__Job__
Report only the number of lines holding "index".
>> start Provided data
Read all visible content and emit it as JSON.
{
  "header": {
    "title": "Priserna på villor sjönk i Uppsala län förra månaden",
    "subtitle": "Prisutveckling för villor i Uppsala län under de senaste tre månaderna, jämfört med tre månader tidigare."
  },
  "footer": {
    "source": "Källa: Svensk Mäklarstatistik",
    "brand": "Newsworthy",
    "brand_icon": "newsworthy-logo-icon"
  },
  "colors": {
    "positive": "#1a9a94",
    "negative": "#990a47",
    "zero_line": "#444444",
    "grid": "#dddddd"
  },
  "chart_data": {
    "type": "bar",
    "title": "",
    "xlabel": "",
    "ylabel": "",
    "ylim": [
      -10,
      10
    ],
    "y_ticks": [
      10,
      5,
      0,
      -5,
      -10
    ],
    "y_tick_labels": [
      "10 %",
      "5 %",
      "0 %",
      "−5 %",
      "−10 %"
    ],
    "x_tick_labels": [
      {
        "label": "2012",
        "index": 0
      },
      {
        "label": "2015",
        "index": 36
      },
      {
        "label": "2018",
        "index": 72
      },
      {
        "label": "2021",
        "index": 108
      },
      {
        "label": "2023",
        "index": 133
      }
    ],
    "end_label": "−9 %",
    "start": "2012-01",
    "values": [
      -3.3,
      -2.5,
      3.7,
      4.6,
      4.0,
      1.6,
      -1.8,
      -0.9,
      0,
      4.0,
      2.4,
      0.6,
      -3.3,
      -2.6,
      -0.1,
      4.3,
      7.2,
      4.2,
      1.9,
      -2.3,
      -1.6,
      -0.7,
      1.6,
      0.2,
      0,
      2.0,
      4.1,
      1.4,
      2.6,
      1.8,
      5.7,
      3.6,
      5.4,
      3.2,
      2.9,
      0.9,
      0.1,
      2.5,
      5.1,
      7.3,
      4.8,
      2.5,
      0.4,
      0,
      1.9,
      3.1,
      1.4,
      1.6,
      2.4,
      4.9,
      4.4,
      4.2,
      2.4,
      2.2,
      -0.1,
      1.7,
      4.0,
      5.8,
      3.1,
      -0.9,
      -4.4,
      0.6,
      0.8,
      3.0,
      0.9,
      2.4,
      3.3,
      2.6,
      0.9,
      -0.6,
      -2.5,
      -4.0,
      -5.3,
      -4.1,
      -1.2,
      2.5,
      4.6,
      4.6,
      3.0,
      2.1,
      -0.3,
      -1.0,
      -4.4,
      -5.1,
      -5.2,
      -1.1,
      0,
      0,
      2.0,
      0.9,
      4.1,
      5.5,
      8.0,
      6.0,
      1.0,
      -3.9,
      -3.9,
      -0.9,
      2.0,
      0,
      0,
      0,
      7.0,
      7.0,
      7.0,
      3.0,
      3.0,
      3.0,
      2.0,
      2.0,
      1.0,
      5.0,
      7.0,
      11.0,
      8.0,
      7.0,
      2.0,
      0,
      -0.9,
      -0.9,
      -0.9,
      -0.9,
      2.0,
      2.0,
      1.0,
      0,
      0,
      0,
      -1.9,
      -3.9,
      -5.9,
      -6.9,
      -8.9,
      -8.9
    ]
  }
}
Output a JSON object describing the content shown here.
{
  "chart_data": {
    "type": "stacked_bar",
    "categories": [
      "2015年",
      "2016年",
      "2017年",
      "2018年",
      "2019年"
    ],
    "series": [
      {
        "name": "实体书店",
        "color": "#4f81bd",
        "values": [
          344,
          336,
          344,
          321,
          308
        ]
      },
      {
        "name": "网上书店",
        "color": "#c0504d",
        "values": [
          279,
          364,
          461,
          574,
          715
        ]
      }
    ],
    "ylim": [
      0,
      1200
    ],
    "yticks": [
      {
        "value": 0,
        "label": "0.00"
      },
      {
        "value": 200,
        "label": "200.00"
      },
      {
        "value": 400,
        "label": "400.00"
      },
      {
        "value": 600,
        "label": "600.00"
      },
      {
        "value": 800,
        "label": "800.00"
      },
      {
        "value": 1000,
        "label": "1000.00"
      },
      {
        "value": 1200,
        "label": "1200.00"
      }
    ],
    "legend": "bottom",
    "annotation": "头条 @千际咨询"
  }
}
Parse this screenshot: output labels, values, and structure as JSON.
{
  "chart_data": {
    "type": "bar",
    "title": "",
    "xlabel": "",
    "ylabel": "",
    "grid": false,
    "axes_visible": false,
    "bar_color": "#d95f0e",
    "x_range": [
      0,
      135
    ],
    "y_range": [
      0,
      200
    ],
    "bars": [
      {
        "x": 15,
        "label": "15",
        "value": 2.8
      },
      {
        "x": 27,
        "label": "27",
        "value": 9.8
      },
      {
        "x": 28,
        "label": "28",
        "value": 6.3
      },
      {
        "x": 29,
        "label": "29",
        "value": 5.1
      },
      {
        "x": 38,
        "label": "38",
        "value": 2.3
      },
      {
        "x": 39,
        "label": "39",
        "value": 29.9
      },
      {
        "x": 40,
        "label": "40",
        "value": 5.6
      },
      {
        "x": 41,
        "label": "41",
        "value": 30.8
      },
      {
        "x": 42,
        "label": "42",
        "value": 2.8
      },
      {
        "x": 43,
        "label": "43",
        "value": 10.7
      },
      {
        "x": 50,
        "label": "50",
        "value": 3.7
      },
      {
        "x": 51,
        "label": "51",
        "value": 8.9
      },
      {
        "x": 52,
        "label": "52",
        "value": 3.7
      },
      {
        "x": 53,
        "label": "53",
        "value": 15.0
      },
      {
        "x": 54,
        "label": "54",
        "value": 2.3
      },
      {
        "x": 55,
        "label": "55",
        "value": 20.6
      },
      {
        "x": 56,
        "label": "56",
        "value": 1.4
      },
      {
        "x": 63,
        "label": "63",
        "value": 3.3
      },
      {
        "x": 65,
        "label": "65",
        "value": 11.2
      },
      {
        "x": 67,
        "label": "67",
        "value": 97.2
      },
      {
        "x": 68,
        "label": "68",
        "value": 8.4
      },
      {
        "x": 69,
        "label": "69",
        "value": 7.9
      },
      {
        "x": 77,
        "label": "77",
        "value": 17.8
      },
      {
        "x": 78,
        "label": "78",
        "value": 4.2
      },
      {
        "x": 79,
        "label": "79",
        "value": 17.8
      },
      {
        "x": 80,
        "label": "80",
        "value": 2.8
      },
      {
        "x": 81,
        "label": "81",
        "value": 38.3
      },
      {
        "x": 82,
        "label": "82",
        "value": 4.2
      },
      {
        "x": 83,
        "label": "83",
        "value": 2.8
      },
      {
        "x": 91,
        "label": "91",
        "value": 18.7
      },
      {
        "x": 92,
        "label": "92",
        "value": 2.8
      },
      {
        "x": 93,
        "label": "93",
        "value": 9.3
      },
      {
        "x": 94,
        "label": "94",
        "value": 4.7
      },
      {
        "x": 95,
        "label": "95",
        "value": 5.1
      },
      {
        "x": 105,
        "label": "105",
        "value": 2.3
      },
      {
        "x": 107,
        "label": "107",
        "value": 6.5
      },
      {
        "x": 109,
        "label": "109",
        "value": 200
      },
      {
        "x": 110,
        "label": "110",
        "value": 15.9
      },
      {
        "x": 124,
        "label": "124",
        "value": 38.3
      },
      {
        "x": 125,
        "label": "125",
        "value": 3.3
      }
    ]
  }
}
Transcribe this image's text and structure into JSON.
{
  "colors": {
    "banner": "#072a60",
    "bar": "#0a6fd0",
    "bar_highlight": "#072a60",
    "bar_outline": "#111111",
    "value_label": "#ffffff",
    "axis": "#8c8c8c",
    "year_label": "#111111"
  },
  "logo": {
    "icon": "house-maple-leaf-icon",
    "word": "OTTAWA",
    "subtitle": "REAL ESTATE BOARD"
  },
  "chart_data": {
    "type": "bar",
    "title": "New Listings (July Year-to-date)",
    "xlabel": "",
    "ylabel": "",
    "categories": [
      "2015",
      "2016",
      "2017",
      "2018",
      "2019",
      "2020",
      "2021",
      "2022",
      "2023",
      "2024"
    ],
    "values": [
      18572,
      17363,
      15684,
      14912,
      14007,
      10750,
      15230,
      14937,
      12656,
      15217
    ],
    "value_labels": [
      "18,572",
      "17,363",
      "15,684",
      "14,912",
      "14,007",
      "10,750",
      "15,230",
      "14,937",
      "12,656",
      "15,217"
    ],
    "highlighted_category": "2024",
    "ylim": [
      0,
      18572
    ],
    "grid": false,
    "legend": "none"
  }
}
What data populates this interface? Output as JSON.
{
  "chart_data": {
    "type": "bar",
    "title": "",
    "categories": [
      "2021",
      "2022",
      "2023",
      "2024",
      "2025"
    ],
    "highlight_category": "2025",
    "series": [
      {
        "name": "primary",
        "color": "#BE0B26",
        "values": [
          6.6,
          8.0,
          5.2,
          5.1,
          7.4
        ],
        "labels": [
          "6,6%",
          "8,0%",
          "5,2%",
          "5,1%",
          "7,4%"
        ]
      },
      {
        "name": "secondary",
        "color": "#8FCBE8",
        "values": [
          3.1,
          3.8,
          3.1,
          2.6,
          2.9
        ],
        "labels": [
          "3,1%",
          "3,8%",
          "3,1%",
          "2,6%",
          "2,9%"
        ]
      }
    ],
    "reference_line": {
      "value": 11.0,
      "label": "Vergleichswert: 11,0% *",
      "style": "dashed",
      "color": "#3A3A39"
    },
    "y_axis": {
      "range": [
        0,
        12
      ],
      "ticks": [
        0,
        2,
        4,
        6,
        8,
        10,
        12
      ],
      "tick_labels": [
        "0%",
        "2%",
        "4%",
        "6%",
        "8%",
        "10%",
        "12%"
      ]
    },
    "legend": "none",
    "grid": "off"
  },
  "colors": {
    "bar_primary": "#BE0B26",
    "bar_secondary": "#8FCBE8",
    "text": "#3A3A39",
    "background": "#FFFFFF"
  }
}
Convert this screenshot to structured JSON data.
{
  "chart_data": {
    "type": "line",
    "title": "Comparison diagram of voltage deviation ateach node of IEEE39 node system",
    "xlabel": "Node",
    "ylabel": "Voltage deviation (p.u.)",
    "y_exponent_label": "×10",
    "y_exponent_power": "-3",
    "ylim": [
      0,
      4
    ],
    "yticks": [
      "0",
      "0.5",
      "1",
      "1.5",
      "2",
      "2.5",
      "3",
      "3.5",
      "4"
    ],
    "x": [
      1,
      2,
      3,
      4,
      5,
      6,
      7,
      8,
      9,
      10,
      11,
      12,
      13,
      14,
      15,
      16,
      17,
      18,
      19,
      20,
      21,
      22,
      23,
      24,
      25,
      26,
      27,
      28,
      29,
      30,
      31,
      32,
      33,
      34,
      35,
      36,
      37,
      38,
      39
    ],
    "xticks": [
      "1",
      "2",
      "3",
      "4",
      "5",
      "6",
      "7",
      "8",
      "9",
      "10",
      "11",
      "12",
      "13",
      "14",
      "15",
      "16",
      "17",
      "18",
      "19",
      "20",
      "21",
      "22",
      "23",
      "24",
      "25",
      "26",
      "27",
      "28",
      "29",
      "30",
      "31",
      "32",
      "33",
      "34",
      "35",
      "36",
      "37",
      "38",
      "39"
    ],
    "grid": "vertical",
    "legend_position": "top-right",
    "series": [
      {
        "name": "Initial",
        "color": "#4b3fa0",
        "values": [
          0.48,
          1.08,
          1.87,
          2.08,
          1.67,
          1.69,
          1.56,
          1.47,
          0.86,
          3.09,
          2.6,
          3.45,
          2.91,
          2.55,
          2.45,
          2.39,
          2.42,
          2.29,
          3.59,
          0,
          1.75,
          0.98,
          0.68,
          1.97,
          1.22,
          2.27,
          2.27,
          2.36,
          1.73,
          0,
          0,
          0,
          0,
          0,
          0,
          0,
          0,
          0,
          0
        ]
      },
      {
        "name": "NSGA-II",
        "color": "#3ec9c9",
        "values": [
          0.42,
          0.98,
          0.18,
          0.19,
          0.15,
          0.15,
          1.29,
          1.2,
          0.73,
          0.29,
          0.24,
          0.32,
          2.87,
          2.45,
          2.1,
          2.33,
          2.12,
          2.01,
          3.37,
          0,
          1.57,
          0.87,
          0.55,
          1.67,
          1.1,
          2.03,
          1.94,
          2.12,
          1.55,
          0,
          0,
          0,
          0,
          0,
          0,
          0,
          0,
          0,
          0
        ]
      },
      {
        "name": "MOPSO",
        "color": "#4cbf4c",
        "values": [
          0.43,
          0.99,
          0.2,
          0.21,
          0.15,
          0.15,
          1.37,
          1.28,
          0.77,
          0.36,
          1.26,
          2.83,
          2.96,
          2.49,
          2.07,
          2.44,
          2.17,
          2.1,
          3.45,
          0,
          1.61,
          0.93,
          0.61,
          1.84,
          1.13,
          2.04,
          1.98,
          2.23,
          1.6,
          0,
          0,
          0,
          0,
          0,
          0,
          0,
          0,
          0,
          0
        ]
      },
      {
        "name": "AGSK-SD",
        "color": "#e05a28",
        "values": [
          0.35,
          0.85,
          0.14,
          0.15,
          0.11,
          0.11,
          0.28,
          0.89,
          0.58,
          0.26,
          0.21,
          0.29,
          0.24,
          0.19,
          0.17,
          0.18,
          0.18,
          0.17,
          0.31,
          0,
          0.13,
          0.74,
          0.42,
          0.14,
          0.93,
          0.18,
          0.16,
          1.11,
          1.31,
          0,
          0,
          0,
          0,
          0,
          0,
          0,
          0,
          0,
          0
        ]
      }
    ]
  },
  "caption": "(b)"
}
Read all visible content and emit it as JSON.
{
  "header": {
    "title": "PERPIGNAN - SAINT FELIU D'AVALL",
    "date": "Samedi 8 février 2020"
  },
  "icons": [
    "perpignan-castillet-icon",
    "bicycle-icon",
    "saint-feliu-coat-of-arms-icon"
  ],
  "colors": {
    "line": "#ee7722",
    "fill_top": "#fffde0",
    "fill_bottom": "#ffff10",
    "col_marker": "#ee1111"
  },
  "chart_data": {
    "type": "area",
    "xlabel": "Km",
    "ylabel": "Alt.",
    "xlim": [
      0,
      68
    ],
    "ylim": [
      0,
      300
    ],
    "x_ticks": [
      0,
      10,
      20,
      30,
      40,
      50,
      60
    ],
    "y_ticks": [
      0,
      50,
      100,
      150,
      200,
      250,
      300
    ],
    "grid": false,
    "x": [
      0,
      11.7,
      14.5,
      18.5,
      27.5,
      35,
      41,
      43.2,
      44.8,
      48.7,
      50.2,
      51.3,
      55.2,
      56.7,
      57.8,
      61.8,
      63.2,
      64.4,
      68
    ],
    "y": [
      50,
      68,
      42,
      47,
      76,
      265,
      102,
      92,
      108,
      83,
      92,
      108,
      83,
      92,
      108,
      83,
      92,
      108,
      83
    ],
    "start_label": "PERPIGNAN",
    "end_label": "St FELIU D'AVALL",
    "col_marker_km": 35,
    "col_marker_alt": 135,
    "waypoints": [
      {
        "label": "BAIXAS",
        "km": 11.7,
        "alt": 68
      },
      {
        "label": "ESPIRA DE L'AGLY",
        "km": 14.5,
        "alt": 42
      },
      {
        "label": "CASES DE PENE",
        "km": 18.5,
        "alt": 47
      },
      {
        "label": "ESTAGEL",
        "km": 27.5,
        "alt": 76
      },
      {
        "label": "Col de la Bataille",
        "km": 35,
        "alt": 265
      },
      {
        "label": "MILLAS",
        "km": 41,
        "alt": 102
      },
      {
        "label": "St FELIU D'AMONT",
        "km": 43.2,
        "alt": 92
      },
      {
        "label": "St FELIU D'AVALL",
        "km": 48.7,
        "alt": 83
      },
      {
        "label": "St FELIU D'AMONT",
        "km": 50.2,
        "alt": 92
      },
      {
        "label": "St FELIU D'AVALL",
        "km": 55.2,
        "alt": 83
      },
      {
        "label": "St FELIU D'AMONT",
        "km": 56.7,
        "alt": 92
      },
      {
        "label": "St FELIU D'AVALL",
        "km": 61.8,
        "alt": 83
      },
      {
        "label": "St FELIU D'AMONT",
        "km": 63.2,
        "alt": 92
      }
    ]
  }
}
>> end Provided data
__Exercise output__
5